[Begin]

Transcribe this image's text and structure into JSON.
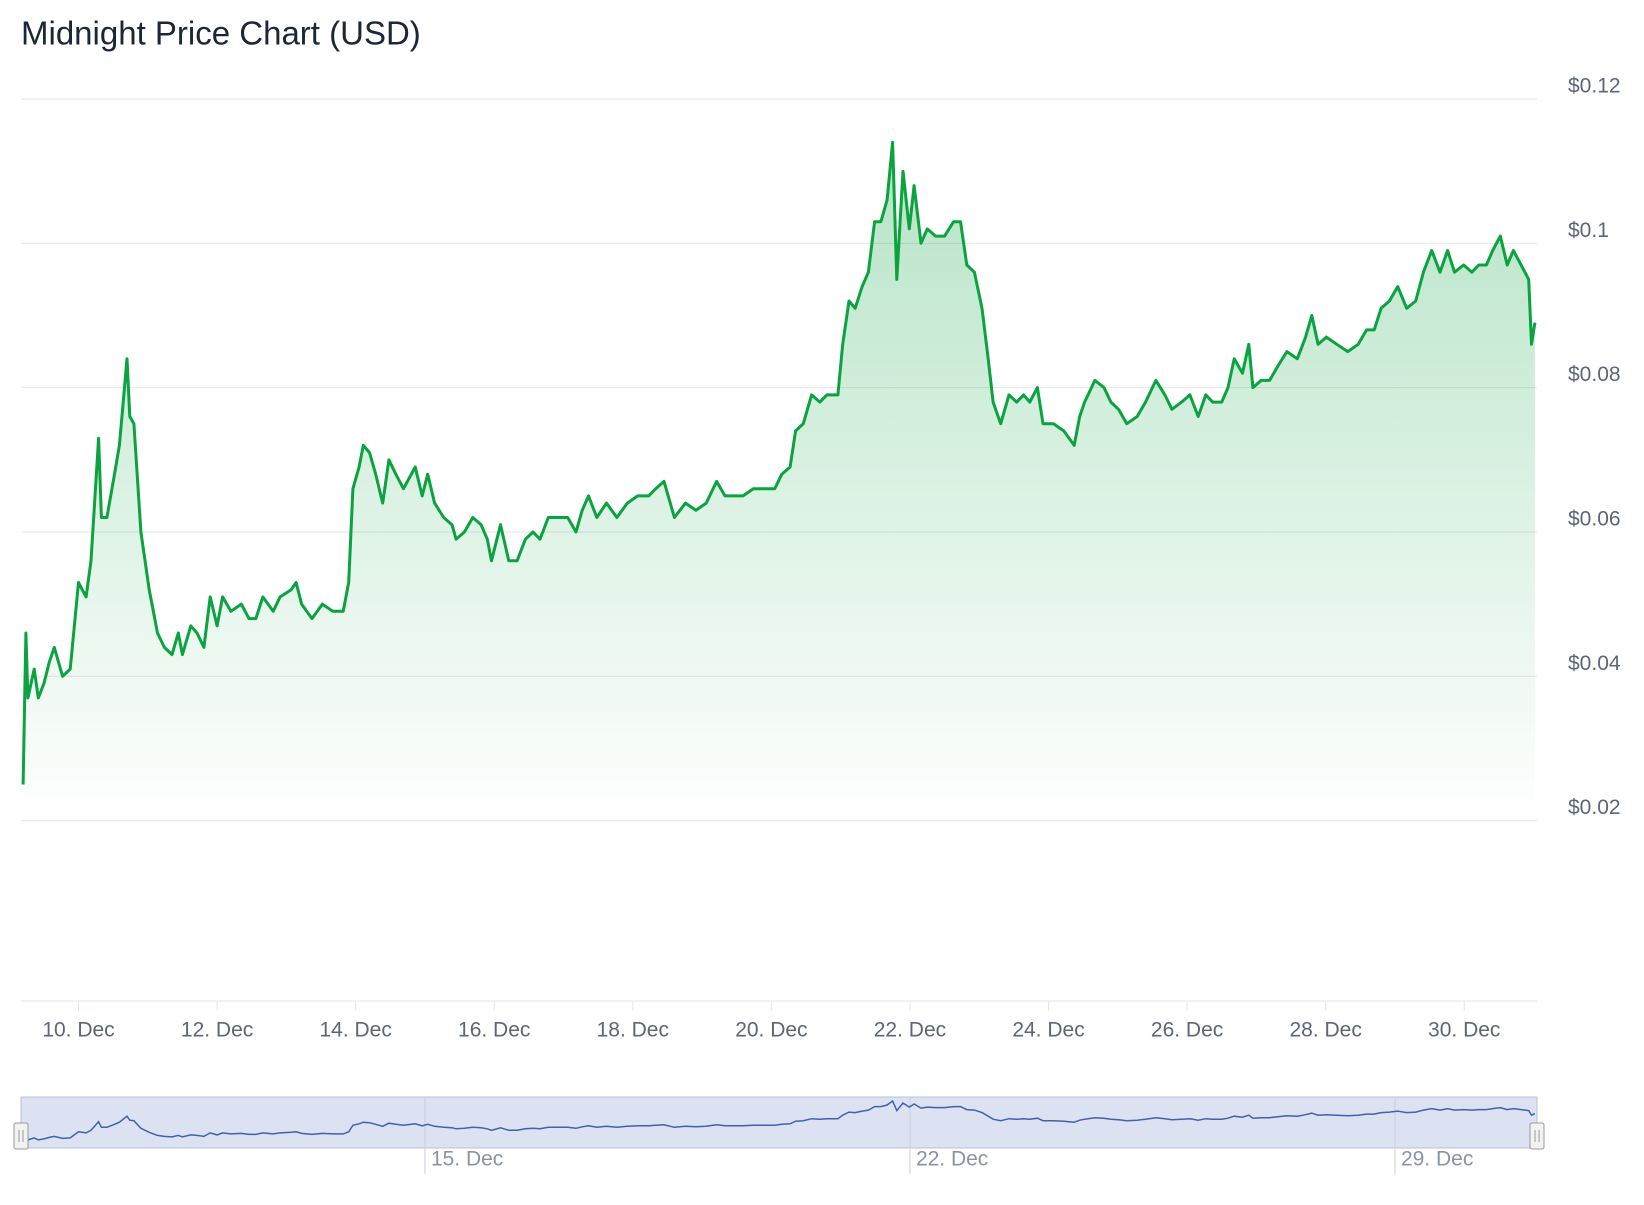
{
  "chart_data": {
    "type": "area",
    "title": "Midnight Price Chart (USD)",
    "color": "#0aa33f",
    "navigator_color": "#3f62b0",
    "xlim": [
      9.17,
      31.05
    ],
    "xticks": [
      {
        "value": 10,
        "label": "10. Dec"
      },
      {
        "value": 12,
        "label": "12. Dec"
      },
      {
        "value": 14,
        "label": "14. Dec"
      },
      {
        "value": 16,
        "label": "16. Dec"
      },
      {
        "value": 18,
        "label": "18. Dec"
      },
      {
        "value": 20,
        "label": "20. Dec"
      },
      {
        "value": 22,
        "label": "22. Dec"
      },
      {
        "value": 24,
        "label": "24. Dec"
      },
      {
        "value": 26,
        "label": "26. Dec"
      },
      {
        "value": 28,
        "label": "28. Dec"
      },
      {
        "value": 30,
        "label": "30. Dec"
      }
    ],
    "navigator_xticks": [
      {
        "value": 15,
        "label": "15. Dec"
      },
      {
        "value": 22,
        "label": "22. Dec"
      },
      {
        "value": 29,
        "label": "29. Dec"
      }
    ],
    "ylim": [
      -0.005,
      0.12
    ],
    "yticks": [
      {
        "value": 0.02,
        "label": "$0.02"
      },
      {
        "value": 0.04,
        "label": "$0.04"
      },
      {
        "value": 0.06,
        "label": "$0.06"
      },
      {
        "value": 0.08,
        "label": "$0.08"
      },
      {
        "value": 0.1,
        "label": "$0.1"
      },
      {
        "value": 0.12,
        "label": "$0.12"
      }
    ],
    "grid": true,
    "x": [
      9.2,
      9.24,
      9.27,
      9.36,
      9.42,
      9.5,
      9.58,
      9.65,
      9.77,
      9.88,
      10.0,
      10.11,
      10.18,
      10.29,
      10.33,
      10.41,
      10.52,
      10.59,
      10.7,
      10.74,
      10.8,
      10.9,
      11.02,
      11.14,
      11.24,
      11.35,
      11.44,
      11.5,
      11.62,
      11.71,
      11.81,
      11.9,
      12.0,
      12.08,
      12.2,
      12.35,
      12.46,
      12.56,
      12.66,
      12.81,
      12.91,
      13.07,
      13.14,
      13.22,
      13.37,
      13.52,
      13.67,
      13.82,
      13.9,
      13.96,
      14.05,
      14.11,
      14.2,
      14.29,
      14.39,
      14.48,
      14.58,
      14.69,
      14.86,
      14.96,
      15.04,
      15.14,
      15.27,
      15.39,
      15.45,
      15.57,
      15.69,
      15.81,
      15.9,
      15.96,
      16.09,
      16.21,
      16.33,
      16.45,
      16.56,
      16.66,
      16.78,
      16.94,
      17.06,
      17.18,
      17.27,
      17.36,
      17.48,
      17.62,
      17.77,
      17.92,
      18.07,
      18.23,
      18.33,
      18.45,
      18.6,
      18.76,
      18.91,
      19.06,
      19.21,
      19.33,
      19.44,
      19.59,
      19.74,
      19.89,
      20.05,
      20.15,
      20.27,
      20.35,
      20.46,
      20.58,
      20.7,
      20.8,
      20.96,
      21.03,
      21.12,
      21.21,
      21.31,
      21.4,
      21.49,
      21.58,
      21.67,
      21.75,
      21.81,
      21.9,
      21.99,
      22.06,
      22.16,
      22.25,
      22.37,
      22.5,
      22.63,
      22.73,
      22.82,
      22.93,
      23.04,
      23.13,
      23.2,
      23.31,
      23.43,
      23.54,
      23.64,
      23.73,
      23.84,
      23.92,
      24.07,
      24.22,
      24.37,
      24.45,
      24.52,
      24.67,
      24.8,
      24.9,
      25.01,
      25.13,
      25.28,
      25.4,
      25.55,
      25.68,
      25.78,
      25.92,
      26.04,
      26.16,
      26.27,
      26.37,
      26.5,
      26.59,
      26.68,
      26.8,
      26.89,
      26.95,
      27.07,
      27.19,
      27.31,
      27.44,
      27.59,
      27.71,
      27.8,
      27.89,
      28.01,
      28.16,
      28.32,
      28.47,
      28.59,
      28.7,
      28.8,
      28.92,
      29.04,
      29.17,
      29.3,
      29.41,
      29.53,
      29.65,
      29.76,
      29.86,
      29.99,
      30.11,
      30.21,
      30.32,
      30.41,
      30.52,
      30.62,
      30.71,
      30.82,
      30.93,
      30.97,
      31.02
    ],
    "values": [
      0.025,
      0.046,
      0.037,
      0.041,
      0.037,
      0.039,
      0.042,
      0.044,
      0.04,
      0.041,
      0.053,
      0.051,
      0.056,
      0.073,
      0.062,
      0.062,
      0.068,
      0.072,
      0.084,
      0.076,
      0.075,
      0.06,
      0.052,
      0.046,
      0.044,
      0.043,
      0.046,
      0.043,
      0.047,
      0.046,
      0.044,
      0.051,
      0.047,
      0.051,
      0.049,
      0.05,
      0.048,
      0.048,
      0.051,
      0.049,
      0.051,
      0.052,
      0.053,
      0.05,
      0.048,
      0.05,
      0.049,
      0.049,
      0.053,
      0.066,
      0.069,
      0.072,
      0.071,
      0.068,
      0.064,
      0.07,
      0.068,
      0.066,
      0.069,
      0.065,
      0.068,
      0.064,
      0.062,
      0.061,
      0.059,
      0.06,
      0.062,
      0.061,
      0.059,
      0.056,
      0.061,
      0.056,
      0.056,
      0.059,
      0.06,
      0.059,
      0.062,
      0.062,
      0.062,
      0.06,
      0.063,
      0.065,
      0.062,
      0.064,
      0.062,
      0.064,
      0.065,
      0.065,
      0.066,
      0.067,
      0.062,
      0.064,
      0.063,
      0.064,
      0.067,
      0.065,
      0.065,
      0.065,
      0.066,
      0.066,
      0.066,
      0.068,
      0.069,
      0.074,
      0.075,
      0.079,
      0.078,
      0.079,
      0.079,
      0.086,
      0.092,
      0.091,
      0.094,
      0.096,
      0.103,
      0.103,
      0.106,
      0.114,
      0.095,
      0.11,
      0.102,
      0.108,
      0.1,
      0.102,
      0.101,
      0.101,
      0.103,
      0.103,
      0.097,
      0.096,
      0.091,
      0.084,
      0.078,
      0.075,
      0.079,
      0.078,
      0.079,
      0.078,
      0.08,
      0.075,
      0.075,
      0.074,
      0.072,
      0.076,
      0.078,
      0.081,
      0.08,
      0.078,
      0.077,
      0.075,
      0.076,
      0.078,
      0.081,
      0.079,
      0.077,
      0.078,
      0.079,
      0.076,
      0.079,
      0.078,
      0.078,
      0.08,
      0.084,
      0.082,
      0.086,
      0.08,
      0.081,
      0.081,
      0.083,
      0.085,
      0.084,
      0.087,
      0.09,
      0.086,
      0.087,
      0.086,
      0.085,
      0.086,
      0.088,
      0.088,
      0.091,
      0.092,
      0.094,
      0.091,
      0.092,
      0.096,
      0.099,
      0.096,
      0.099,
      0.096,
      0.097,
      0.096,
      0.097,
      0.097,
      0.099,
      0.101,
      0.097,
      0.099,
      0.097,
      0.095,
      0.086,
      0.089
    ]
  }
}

[End]

What the task asks: Leave out all pictures, then copy the remaining material exactly.

Solved exercise:
Transcribe this image's text and structure into JSON.
{
  "chart_data": {
    "type": "area",
    "title": "Midnight Price Chart (USD)",
    "color": "#0aa33f",
    "navigator_color": "#3f62b0",
    "xlim": [
      9.17,
      31.05
    ],
    "xticks": [
      {
        "value": 10,
        "label": "10. Dec"
      },
      {
        "value": 12,
        "label": "12. Dec"
      },
      {
        "value": 14,
        "label": "14. Dec"
      },
      {
        "value": 16,
        "label": "16. Dec"
      },
      {
        "value": 18,
        "label": "18. Dec"
      },
      {
        "value": 20,
        "label": "20. Dec"
      },
      {
        "value": 22,
        "label": "22. Dec"
      },
      {
        "value": 24,
        "label": "24. Dec"
      },
      {
        "value": 26,
        "label": "26. Dec"
      },
      {
        "value": 28,
        "label": "28. Dec"
      },
      {
        "value": 30,
        "label": "30. Dec"
      }
    ],
    "navigator_xticks": [
      {
        "value": 15,
        "label": "15. Dec"
      },
      {
        "value": 22,
        "label": "22. Dec"
      },
      {
        "value": 29,
        "label": "29. Dec"
      }
    ],
    "ylim": [
      -0.005,
      0.12
    ],
    "yticks": [
      {
        "value": 0.02,
        "label": "$0.02"
      },
      {
        "value": 0.04,
        "label": "$0.04"
      },
      {
        "value": 0.06,
        "label": "$0.06"
      },
      {
        "value": 0.08,
        "label": "$0.08"
      },
      {
        "value": 0.1,
        "label": "$0.1"
      },
      {
        "value": 0.12,
        "label": "$0.12"
      }
    ],
    "grid": true,
    "x": [
      9.2,
      9.24,
      9.27,
      9.36,
      9.42,
      9.5,
      9.58,
      9.65,
      9.77,
      9.88,
      10.0,
      10.11,
      10.18,
      10.29,
      10.33,
      10.41,
      10.52,
      10.59,
      10.7,
      10.74,
      10.8,
      10.9,
      11.02,
      11.14,
      11.24,
      11.35,
      11.44,
      11.5,
      11.62,
      11.71,
      11.81,
      11.9,
      12.0,
      12.08,
      12.2,
      12.35,
      12.46,
      12.56,
      12.66,
      12.81,
      12.91,
      13.07,
      13.14,
      13.22,
      13.37,
      13.52,
      13.67,
      13.82,
      13.9,
      13.96,
      14.05,
      14.11,
      14.2,
      14.29,
      14.39,
      14.48,
      14.58,
      14.69,
      14.86,
      14.96,
      15.04,
      15.14,
      15.27,
      15.39,
      15.45,
      15.57,
      15.69,
      15.81,
      15.9,
      15.96,
      16.09,
      16.21,
      16.33,
      16.45,
      16.56,
      16.66,
      16.78,
      16.94,
      17.06,
      17.18,
      17.27,
      17.36,
      17.48,
      17.62,
      17.77,
      17.92,
      18.07,
      18.23,
      18.33,
      18.45,
      18.6,
      18.76,
      18.91,
      19.06,
      19.21,
      19.33,
      19.44,
      19.59,
      19.74,
      19.89,
      20.05,
      20.15,
      20.27,
      20.35,
      20.46,
      20.58,
      20.7,
      20.8,
      20.96,
      21.03,
      21.12,
      21.21,
      21.31,
      21.4,
      21.49,
      21.58,
      21.67,
      21.75,
      21.81,
      21.9,
      21.99,
      22.06,
      22.16,
      22.25,
      22.37,
      22.5,
      22.63,
      22.73,
      22.82,
      22.93,
      23.04,
      23.13,
      23.2,
      23.31,
      23.43,
      23.54,
      23.64,
      23.73,
      23.84,
      23.92,
      24.07,
      24.22,
      24.37,
      24.45,
      24.52,
      24.67,
      24.8,
      24.9,
      25.01,
      25.13,
      25.28,
      25.4,
      25.55,
      25.68,
      25.78,
      25.92,
      26.04,
      26.16,
      26.27,
      26.37,
      26.5,
      26.59,
      26.68,
      26.8,
      26.89,
      26.95,
      27.07,
      27.19,
      27.31,
      27.44,
      27.59,
      27.71,
      27.8,
      27.89,
      28.01,
      28.16,
      28.32,
      28.47,
      28.59,
      28.7,
      28.8,
      28.92,
      29.04,
      29.17,
      29.3,
      29.41,
      29.53,
      29.65,
      29.76,
      29.86,
      29.99,
      30.11,
      30.21,
      30.32,
      30.41,
      30.52,
      30.62,
      30.71,
      30.82,
      30.93,
      30.97,
      31.02
    ],
    "values": [
      0.025,
      0.046,
      0.037,
      0.041,
      0.037,
      0.039,
      0.042,
      0.044,
      0.04,
      0.041,
      0.053,
      0.051,
      0.056,
      0.073,
      0.062,
      0.062,
      0.068,
      0.072,
      0.084,
      0.076,
      0.075,
      0.06,
      0.052,
      0.046,
      0.044,
      0.043,
      0.046,
      0.043,
      0.047,
      0.046,
      0.044,
      0.051,
      0.047,
      0.051,
      0.049,
      0.05,
      0.048,
      0.048,
      0.051,
      0.049,
      0.051,
      0.052,
      0.053,
      0.05,
      0.048,
      0.05,
      0.049,
      0.049,
      0.053,
      0.066,
      0.069,
      0.072,
      0.071,
      0.068,
      0.064,
      0.07,
      0.068,
      0.066,
      0.069,
      0.065,
      0.068,
      0.064,
      0.062,
      0.061,
      0.059,
      0.06,
      0.062,
      0.061,
      0.059,
      0.056,
      0.061,
      0.056,
      0.056,
      0.059,
      0.06,
      0.059,
      0.062,
      0.062,
      0.062,
      0.06,
      0.063,
      0.065,
      0.062,
      0.064,
      0.062,
      0.064,
      0.065,
      0.065,
      0.066,
      0.067,
      0.062,
      0.064,
      0.063,
      0.064,
      0.067,
      0.065,
      0.065,
      0.065,
      0.066,
      0.066,
      0.066,
      0.068,
      0.069,
      0.074,
      0.075,
      0.079,
      0.078,
      0.079,
      0.079,
      0.086,
      0.092,
      0.091,
      0.094,
      0.096,
      0.103,
      0.103,
      0.106,
      0.114,
      0.095,
      0.11,
      0.102,
      0.108,
      0.1,
      0.102,
      0.101,
      0.101,
      0.103,
      0.103,
      0.097,
      0.096,
      0.091,
      0.084,
      0.078,
      0.075,
      0.079,
      0.078,
      0.079,
      0.078,
      0.08,
      0.075,
      0.075,
      0.074,
      0.072,
      0.076,
      0.078,
      0.081,
      0.08,
      0.078,
      0.077,
      0.075,
      0.076,
      0.078,
      0.081,
      0.079,
      0.077,
      0.078,
      0.079,
      0.076,
      0.079,
      0.078,
      0.078,
      0.08,
      0.084,
      0.082,
      0.086,
      0.08,
      0.081,
      0.081,
      0.083,
      0.085,
      0.084,
      0.087,
      0.09,
      0.086,
      0.087,
      0.086,
      0.085,
      0.086,
      0.088,
      0.088,
      0.091,
      0.092,
      0.094,
      0.091,
      0.092,
      0.096,
      0.099,
      0.096,
      0.099,
      0.096,
      0.097,
      0.096,
      0.097,
      0.097,
      0.099,
      0.101,
      0.097,
      0.099,
      0.097,
      0.095,
      0.086,
      0.089
    ]
  }
}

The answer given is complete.